**YOUR GOAL**: Take every line from the listing below that includes "Probabilities" and copy it.

Records that describe figures:

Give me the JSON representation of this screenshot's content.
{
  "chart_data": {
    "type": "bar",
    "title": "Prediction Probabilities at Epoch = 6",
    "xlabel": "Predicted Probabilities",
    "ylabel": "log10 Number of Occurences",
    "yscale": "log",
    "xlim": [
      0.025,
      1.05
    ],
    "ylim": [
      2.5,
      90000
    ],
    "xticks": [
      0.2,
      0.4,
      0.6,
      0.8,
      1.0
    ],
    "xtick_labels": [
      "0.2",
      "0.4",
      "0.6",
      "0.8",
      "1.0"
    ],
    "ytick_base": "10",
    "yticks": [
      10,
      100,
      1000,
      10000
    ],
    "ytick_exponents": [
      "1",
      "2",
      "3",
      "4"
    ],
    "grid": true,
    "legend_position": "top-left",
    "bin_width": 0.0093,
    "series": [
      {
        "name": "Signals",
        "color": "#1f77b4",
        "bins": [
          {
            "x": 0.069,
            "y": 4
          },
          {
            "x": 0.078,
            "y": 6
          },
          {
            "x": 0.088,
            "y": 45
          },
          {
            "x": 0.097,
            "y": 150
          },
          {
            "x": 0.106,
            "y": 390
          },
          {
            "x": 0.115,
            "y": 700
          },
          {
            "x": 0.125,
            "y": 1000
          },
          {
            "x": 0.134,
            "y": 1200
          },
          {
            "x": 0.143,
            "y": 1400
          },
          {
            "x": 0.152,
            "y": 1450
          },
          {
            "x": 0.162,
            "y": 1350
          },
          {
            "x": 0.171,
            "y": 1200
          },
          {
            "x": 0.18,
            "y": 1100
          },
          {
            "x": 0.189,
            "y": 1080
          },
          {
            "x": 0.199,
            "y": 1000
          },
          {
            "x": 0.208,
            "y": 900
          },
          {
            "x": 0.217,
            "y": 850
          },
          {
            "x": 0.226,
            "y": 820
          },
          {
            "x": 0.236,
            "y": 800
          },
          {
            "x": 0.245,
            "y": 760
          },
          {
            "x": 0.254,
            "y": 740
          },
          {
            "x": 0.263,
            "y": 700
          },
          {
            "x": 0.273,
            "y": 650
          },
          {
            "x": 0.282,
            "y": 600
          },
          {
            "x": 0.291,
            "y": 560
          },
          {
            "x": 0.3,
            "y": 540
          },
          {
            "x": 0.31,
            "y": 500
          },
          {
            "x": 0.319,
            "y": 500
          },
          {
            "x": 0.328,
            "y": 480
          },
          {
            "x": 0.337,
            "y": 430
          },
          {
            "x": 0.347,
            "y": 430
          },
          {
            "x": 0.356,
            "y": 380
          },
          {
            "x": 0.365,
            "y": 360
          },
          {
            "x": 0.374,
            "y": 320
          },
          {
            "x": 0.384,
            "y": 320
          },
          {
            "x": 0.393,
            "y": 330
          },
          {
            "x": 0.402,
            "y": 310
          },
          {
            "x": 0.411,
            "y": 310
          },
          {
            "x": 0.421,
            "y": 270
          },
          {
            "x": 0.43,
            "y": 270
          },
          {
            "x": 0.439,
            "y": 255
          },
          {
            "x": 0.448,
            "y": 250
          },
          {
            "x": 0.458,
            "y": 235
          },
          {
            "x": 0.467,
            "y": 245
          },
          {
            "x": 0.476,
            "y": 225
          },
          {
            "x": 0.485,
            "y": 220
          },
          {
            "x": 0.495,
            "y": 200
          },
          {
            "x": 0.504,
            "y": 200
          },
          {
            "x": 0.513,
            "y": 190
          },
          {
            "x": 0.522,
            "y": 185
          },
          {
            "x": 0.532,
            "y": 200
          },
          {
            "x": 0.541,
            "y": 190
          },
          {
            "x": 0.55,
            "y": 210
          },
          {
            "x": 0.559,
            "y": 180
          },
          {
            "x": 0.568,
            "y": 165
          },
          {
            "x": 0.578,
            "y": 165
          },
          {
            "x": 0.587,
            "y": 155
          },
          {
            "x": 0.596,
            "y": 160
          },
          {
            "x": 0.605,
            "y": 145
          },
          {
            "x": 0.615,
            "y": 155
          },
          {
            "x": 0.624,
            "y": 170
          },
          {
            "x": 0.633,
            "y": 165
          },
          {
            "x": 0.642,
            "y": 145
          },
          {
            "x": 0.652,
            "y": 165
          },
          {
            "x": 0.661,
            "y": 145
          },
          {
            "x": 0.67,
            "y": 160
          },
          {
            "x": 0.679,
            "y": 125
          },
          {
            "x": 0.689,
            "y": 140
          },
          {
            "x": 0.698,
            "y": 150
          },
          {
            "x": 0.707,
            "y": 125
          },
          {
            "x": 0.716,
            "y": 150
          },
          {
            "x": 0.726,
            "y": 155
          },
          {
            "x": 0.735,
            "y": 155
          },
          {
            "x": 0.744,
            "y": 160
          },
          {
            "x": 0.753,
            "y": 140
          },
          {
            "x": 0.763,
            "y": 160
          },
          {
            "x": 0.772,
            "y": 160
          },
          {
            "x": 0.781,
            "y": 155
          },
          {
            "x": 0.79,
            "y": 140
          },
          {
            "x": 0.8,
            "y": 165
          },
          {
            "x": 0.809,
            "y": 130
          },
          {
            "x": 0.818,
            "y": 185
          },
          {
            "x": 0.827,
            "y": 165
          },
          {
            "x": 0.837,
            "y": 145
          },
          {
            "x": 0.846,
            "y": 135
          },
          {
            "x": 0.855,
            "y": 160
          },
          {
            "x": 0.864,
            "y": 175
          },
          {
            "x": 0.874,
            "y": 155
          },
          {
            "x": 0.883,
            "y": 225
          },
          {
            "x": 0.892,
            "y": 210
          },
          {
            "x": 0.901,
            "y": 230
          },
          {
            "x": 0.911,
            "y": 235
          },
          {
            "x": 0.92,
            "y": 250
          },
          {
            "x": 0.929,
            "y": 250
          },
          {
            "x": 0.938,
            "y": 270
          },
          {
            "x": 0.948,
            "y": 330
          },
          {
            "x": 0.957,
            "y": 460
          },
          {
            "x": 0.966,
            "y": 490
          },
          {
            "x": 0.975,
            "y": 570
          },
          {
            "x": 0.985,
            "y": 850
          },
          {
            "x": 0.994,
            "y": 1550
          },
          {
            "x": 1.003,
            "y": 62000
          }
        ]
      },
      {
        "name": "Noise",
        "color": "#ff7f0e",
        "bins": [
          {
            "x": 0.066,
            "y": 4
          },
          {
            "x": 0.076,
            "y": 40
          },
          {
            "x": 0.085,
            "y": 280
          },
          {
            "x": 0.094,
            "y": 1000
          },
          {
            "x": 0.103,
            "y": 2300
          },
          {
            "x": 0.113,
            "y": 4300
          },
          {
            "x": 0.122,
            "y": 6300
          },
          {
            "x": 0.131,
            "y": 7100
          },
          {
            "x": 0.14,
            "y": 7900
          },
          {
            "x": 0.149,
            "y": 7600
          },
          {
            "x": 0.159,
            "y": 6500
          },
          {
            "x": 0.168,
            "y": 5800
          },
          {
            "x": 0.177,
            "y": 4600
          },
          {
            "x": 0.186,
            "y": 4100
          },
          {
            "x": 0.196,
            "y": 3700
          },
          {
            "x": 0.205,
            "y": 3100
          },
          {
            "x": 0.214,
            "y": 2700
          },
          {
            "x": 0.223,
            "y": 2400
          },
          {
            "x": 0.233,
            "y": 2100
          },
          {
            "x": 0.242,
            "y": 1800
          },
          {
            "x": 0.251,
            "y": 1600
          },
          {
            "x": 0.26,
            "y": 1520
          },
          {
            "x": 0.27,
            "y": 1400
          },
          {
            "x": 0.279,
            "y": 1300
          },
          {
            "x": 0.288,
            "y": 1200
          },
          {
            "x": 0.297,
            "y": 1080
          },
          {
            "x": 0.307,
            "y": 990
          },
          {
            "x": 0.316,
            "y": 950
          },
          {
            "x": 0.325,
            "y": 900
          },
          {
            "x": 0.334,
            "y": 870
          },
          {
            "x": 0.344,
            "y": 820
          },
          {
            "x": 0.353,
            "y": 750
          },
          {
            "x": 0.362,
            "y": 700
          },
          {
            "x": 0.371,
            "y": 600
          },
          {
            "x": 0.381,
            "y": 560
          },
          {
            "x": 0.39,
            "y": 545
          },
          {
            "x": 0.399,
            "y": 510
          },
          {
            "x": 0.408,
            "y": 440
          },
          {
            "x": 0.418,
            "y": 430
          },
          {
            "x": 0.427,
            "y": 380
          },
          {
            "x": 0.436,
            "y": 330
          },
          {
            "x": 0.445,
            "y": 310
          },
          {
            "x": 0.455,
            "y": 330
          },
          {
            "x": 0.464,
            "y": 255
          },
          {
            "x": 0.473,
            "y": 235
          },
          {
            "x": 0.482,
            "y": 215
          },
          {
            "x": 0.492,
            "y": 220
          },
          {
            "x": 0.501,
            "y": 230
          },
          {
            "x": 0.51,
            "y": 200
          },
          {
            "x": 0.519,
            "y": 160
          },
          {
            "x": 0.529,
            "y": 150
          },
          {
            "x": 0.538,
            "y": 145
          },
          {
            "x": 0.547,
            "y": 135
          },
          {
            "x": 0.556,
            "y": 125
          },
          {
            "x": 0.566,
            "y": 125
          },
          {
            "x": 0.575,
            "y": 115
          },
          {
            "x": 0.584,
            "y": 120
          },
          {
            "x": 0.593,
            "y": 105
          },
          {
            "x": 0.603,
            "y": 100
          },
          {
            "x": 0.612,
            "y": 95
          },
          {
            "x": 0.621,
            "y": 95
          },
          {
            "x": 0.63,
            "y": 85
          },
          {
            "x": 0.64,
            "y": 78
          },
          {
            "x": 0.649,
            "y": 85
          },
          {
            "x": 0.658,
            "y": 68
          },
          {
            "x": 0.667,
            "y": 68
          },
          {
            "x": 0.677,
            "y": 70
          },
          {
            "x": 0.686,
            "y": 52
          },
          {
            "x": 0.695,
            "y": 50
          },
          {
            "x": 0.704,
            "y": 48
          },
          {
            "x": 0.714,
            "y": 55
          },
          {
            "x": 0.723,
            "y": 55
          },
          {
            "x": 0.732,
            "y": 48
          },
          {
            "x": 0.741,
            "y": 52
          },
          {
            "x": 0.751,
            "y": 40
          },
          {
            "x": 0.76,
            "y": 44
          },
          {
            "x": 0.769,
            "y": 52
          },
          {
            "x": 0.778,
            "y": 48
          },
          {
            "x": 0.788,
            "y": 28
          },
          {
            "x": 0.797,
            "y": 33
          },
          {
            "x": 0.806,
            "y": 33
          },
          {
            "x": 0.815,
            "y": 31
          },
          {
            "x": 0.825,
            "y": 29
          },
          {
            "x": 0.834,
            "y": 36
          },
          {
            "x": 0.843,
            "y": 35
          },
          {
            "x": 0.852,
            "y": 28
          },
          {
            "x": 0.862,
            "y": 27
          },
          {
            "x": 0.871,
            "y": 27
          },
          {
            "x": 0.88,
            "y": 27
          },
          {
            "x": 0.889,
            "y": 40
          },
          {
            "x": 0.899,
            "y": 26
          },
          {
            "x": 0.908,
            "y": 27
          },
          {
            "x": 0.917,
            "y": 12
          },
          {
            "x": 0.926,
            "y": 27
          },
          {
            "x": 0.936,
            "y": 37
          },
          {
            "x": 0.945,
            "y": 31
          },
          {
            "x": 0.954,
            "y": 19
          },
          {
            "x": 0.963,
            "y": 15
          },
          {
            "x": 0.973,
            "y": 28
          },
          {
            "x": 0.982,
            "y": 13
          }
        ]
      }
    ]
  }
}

**TASK RESPONSE**:
    "title": "Prediction Probabilities at Epoch = 6",
    "xlabel": "Predicted Probabilities",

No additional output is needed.